↓
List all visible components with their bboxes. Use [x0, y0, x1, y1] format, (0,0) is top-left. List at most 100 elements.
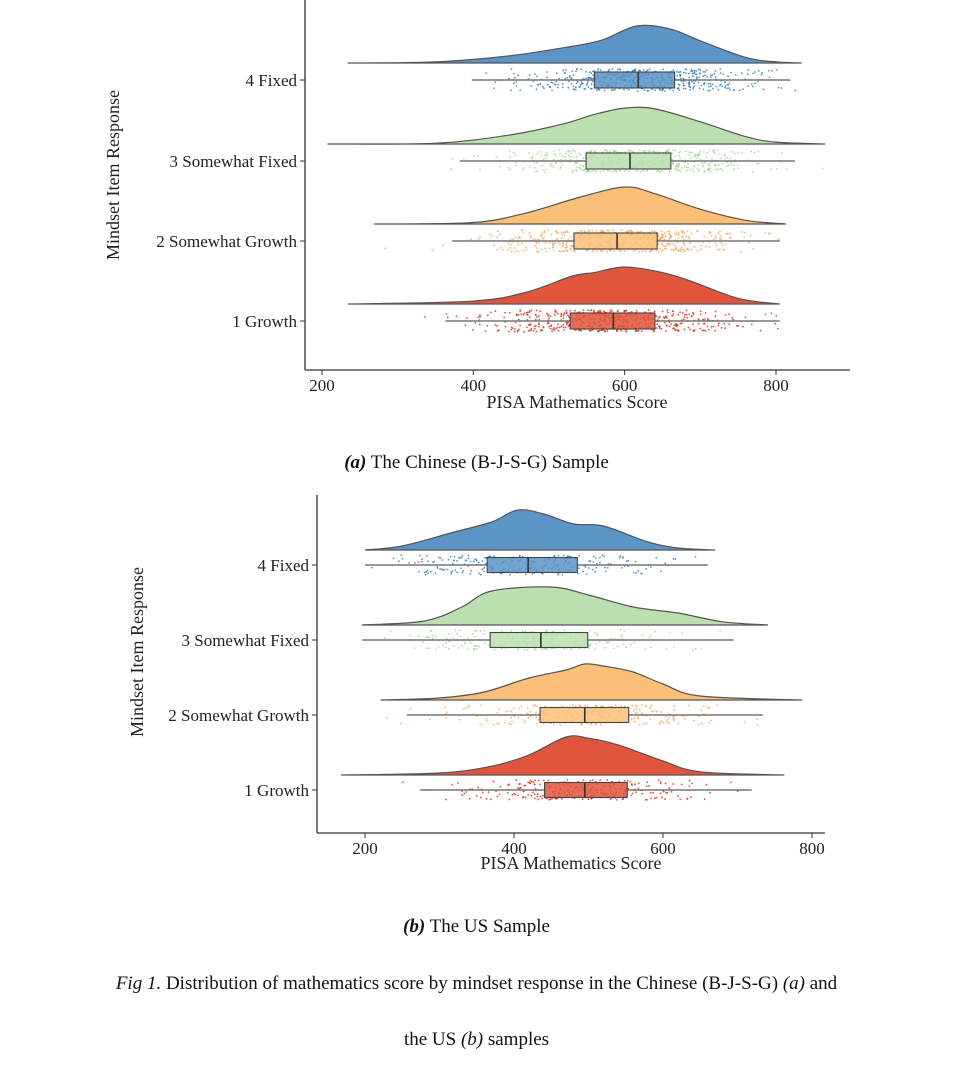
jitter-point [706, 325, 709, 328]
jitter-point [768, 76, 771, 79]
jitter-point [754, 82, 756, 85]
jitter-point [736, 324, 738, 327]
jitter-point [542, 157, 545, 160]
jitter-point [555, 311, 558, 313]
jitter-point [534, 73, 536, 75]
jitter-point [665, 245, 668, 248]
density-cloud [374, 186, 786, 225]
jitter-point [535, 75, 538, 78]
jitter-point [685, 72, 687, 74]
jitter-point [517, 244, 520, 246]
jitter-point [594, 723, 596, 725]
jitter-point [660, 570, 662, 573]
jitter-point [672, 89, 675, 92]
jitter-point [642, 169, 645, 171]
jitter-point [471, 633, 474, 635]
jitter-point [413, 647, 416, 650]
jitter-point [721, 169, 724, 172]
jitter-point [598, 88, 601, 91]
jitter-point [730, 163, 733, 166]
x-tick-label: 800 [799, 839, 825, 858]
jitter-point [524, 630, 527, 632]
jitter-point [614, 169, 617, 172]
jitter-point [579, 85, 581, 88]
jitter-point [522, 795, 525, 798]
jitter-point [654, 89, 656, 91]
jitter-point [562, 243, 564, 246]
jitter-point [583, 88, 586, 90]
jitter-point [629, 149, 632, 152]
jitter-point [708, 230, 711, 233]
jitter-point [674, 167, 677, 170]
jitter-point [650, 634, 652, 637]
jitter-point [510, 68, 513, 71]
jitter-point [496, 236, 499, 239]
jitter-point [521, 555, 524, 558]
jitter-point [614, 704, 617, 707]
jitter-point [623, 630, 626, 633]
jitter-point [646, 722, 648, 725]
jitter-point [565, 241, 568, 244]
jitter-point [441, 559, 444, 561]
jitter-point [633, 717, 636, 720]
x-axis-title: PISA Mathematics Score [481, 853, 662, 873]
jitter-point [657, 250, 660, 253]
jitter-point [705, 69, 708, 71]
jitter-point [668, 716, 671, 719]
jitter-point [541, 237, 544, 240]
jitter-point [419, 554, 421, 557]
jitter-point [553, 327, 555, 329]
jitter-point [679, 157, 682, 160]
jitter-point [589, 644, 592, 646]
jitter-point [691, 72, 694, 75]
jitter-point [707, 89, 710, 92]
jitter-point [687, 163, 689, 165]
jitter-point [616, 310, 619, 312]
jitter-point [665, 648, 668, 650]
jitter-point [664, 235, 667, 238]
jitter-point [641, 572, 643, 575]
jitter-point [692, 323, 694, 325]
jitter-point [676, 74, 678, 77]
jitter-point [574, 250, 576, 253]
jitter-point [675, 249, 678, 251]
jitter-point [530, 236, 532, 239]
jitter-point [519, 89, 521, 92]
jitter-point [564, 69, 567, 71]
jitter-point [597, 310, 599, 313]
jitter-point [671, 162, 674, 164]
jitter-point [423, 316, 426, 318]
jitter-point [547, 313, 550, 316]
jitter-point [697, 715, 700, 718]
jitter-point [571, 149, 574, 152]
jitter-point [547, 779, 550, 782]
jitter-point [746, 73, 749, 76]
jitter-point [645, 785, 648, 788]
jitter-point [759, 329, 762, 332]
jitter-point [697, 318, 700, 321]
jitter-point [409, 634, 412, 637]
jitter-point [708, 721, 710, 724]
jitter-point [445, 313, 448, 315]
jitter-point [509, 156, 512, 159]
jitter-point [615, 150, 617, 153]
jitter-point [703, 705, 705, 707]
jitter-point [535, 170, 537, 173]
jitter-point [664, 782, 667, 785]
jitter-point [548, 247, 551, 250]
jitter-point [500, 246, 502, 249]
jitter-point [533, 783, 536, 786]
jitter-point [623, 88, 625, 91]
jitter-point [605, 570, 607, 573]
jitter-point [536, 316, 538, 318]
jitter-point [562, 323, 565, 326]
jitter-point [554, 83, 556, 86]
jitter-point [560, 798, 563, 800]
jitter-point [546, 71, 548, 73]
jitter-point [575, 166, 578, 169]
jitter-point [620, 633, 623, 636]
jitter-point [498, 708, 501, 711]
jitter-point [456, 632, 459, 635]
jitter-point [578, 567, 580, 570]
jitter-point [545, 312, 548, 315]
↑
# Stated exercise
Find every line in the data above that contains the string "axis" and copy each one.

# Complete answer
x-axis-title: PISA Mathematics Score [481, 853, 662, 873]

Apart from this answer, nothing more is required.